• _WRITTEN EXERCISE_:
State the number of lines in these records that include the word "price", and add nothing to it.

• _Dataset items_:
>> BEGIN
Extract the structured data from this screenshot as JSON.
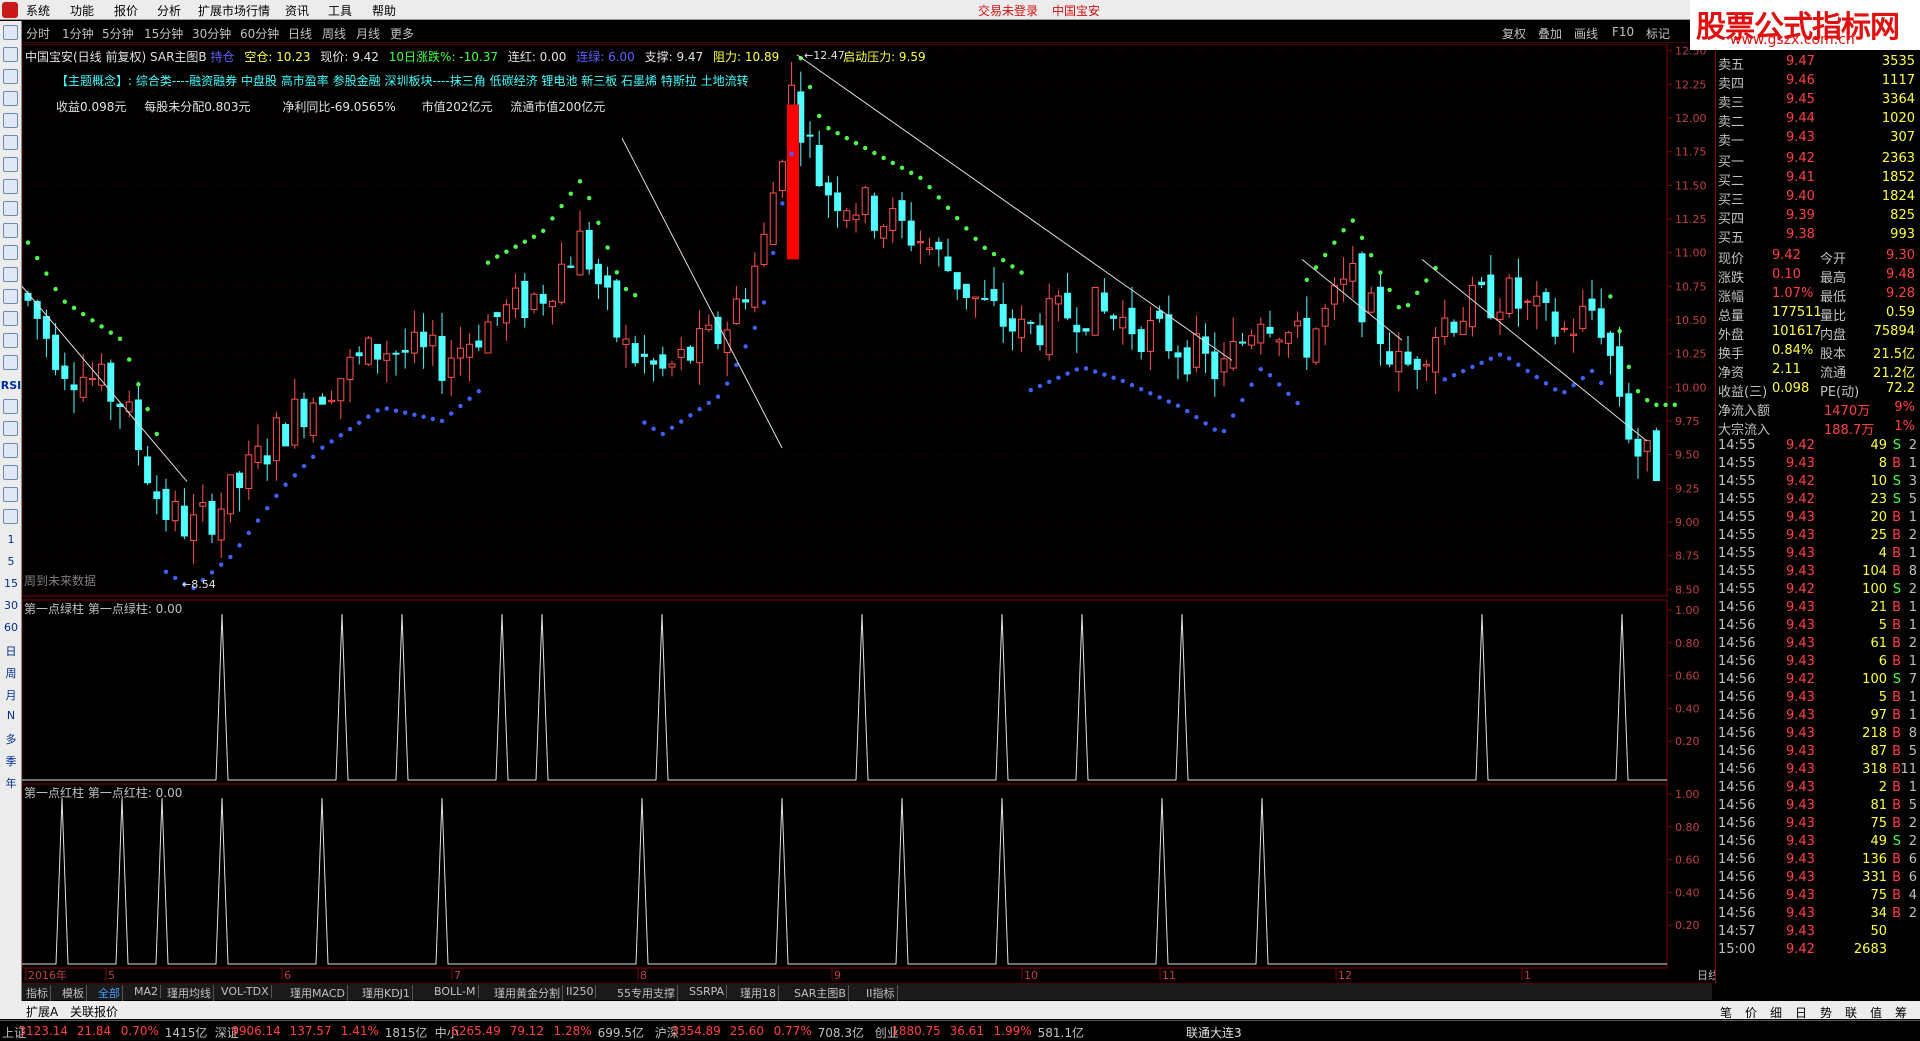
{
  "menu": {
    "items": [
      "系统",
      "功能",
      "报价",
      "分析",
      "扩展市场行情",
      "资讯",
      "工具",
      "帮助"
    ],
    "login_notice": "交易未登录",
    "stock_name": "中国宝安"
  },
  "watermark": {
    "title": "股票公式指标网",
    "url": "www.gszx.com.cn"
  },
  "periods": [
    "分时",
    "1分钟",
    "5分钟",
    "15分钟",
    "30分钟",
    "60分钟",
    "日线",
    "周线",
    "月线",
    "更多"
  ],
  "tools_right": [
    "复权",
    "叠加",
    "画线",
    "F10",
    "标记"
  ],
  "lefttool": {
    "labels": [
      "1",
      "5",
      "15",
      "30",
      "60",
      "日",
      "周",
      "月",
      "N",
      "多",
      "季",
      "年"
    ],
    "rsi": "RSI"
  },
  "info": {
    "line1": {
      "name": "中国宝安(日线 前复权)",
      "indicator": "SAR主图B",
      "ind2": "持仓",
      "space": "空仓: 10.23",
      "price": "现价: 9.42",
      "drop10": "10日涨跌%: -10.37",
      "lianhong": "连红: 0.00",
      "liangreen": "连绿: 6.00",
      "support": "支撑: 9.47",
      "resistance": "阻力: 10.89",
      "launch": "启动压力: 9.59"
    },
    "line2": "【主题概念】: 综合类----融资融券 中盘股 高市盈率 参股金融 深圳板块----抹三角 低碳经济 锂电池 新三板 石墨烯 特斯拉 土地流转",
    "line3": {
      "eps": "收益0.098元",
      "undist": "每股未分配0.803元",
      "profit": "净利同比-69.0565%",
      "mcap": "市值202亿元",
      "float": "流通市值200亿元"
    }
  },
  "chart_data": {
    "type": "candlestick",
    "yticks": [
      "12.50",
      "12.25",
      "12.00",
      "11.75",
      "11.50",
      "11.25",
      "11.00",
      "10.75",
      "10.50",
      "10.25",
      "10.00",
      "9.75",
      "9.50",
      "9.25",
      "9.00",
      "8.75",
      "8.50"
    ],
    "ylim": [
      8.45,
      12.55
    ],
    "months": [
      "2016年",
      "5",
      "6",
      "7",
      "8",
      "9",
      "10",
      "11",
      "12",
      "1"
    ],
    "high_label": "12.47",
    "low_label": "8.54",
    "future_label": "周到未来数据",
    "period_label": "日线",
    "panel2": {
      "title": "第一点绿柱 第一点绿柱: 0.00",
      "yticks": [
        "1.00",
        "0.80",
        "0.60",
        "0.40",
        "0.20"
      ],
      "peaks": [
        10,
        16,
        19,
        24,
        26,
        32,
        42,
        49,
        53,
        58,
        73,
        80
      ]
    },
    "panel3": {
      "title": "第一点红柱 第一点红柱: 0.00",
      "yticks": [
        "1.00",
        "0.80",
        "0.60",
        "0.40",
        "0.20"
      ],
      "peaks": [
        2,
        5,
        7,
        10,
        15,
        21,
        31,
        38,
        44,
        49,
        57,
        62
      ]
    }
  },
  "quote": {
    "sell": [
      {
        "label": "卖五",
        "price": "9.47",
        "vol": "3535"
      },
      {
        "label": "卖四",
        "price": "9.46",
        "vol": "1117"
      },
      {
        "label": "卖三",
        "price": "9.45",
        "vol": "3364"
      },
      {
        "label": "卖二",
        "price": "9.44",
        "vol": "1020"
      },
      {
        "label": "卖一",
        "price": "9.43",
        "vol": "307"
      }
    ],
    "buy": [
      {
        "label": "买一",
        "price": "9.42",
        "vol": "2363"
      },
      {
        "label": "买二",
        "price": "9.41",
        "vol": "1852"
      },
      {
        "label": "买三",
        "price": "9.40",
        "vol": "1824"
      },
      {
        "label": "买四",
        "price": "9.39",
        "vol": "825"
      },
      {
        "label": "买五",
        "price": "9.38",
        "vol": "993"
      }
    ],
    "stats": [
      {
        "l1": "现价",
        "v1": "9.42",
        "l2": "今开",
        "v2": "9.30"
      },
      {
        "l1": "涨跌",
        "v1": "0.10",
        "l2": "最高",
        "v2": "9.48"
      },
      {
        "l1": "涨幅",
        "v1": "1.07%",
        "l2": "最低",
        "v2": "9.28"
      },
      {
        "l1": "总量",
        "v1": "177511",
        "l2": "量比",
        "v2": "0.59"
      },
      {
        "l1": "外盘",
        "v1": "101617",
        "l2": "内盘",
        "v2": "75894"
      },
      {
        "l1": "换手",
        "v1": "0.84%",
        "l2": "股本",
        "v2": "21.5亿"
      },
      {
        "l1": "净资",
        "v1": "2.11",
        "l2": "流通",
        "v2": "21.2亿"
      },
      {
        "l1": "收益(三)",
        "v1": "0.098",
        "l2": "PE(动)",
        "v2": "72.2"
      }
    ],
    "flow": [
      {
        "label": "净流入额",
        "v": "1470万",
        "p": "9%"
      },
      {
        "label": "大宗流入",
        "v": "188.7万",
        "p": "1%"
      }
    ],
    "ticks": [
      [
        "14:55",
        "9.42",
        "49",
        "S",
        "2"
      ],
      [
        "14:55",
        "9.43",
        "8",
        "B",
        "1"
      ],
      [
        "14:55",
        "9.42",
        "10",
        "S",
        "3"
      ],
      [
        "14:55",
        "9.42",
        "23",
        "S",
        "5"
      ],
      [
        "14:55",
        "9.43",
        "20",
        "B",
        "1"
      ],
      [
        "14:55",
        "9.43",
        "25",
        "B",
        "2"
      ],
      [
        "14:55",
        "9.43",
        "4",
        "B",
        "1"
      ],
      [
        "14:55",
        "9.43",
        "104",
        "B",
        "8"
      ],
      [
        "14:55",
        "9.42",
        "100",
        "S",
        "2"
      ],
      [
        "14:56",
        "9.43",
        "21",
        "B",
        "1"
      ],
      [
        "14:56",
        "9.43",
        "5",
        "B",
        "1"
      ],
      [
        "14:56",
        "9.43",
        "61",
        "B",
        "2"
      ],
      [
        "14:56",
        "9.43",
        "6",
        "B",
        "1"
      ],
      [
        "14:56",
        "9.42",
        "100",
        "S",
        "7"
      ],
      [
        "14:56",
        "9.43",
        "5",
        "B",
        "1"
      ],
      [
        "14:56",
        "9.43",
        "97",
        "B",
        "1"
      ],
      [
        "14:56",
        "9.43",
        "218",
        "B",
        "8"
      ],
      [
        "14:56",
        "9.43",
        "87",
        "B",
        "5"
      ],
      [
        "14:56",
        "9.43",
        "318",
        "B",
        "11"
      ],
      [
        "14:56",
        "9.43",
        "2",
        "B",
        "1"
      ],
      [
        "14:56",
        "9.43",
        "81",
        "B",
        "5"
      ],
      [
        "14:56",
        "9.43",
        "75",
        "B",
        "2"
      ],
      [
        "14:56",
        "9.43",
        "49",
        "S",
        "2"
      ],
      [
        "14:56",
        "9.43",
        "136",
        "B",
        "6"
      ],
      [
        "14:56",
        "9.43",
        "331",
        "B",
        "6"
      ],
      [
        "14:56",
        "9.43",
        "75",
        "B",
        "4"
      ],
      [
        "14:56",
        "9.43",
        "34",
        "B",
        "2"
      ],
      [
        "14:57",
        "9.43",
        "50",
        "",
        ""
      ],
      [
        "15:00",
        "9.42",
        "2683",
        "",
        ""
      ]
    ],
    "bottom_tabs": [
      "笔",
      "价",
      "细",
      "日",
      "势",
      "联",
      "值",
      "筹"
    ]
  },
  "tabs": [
    "指标",
    "模板",
    "全部",
    "MA2",
    "瑾用均线",
    "VOL-TDX",
    "瑾用MACD",
    "瑾用KDJ1",
    "BOLL-M",
    "瑾用黄金分割",
    "II250",
    "55专用支撑",
    "SSRPA",
    "瑾用18",
    "SAR主图B",
    "II指标"
  ],
  "bottombar": [
    "扩展A",
    "关联报价"
  ],
  "indexes": [
    {
      "name": "上证",
      "val": "3123.14",
      "chg": "21.84",
      "pct": "0.70%",
      "amt": "1415亿"
    },
    {
      "name": "深证",
      "val": "9906.14",
      "chg": "137.57",
      "pct": "1.41%",
      "amt": "1815亿"
    },
    {
      "name": "中小",
      "val": "6265.49",
      "chg": "79.12",
      "pct": "1.28%",
      "amt": "699.5亿"
    },
    {
      "name": "沪深",
      "val": "3354.89",
      "chg": "25.60",
      "pct": "0.77%",
      "amt": "708.3亿"
    },
    {
      "name": "创业",
      "val": "1880.75",
      "chg": "36.61",
      "pct": "1.99%",
      "amt": "581.1亿"
    }
  ],
  "server": "联通大连3"
}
>> END
• _FULL RESPONSE_:
11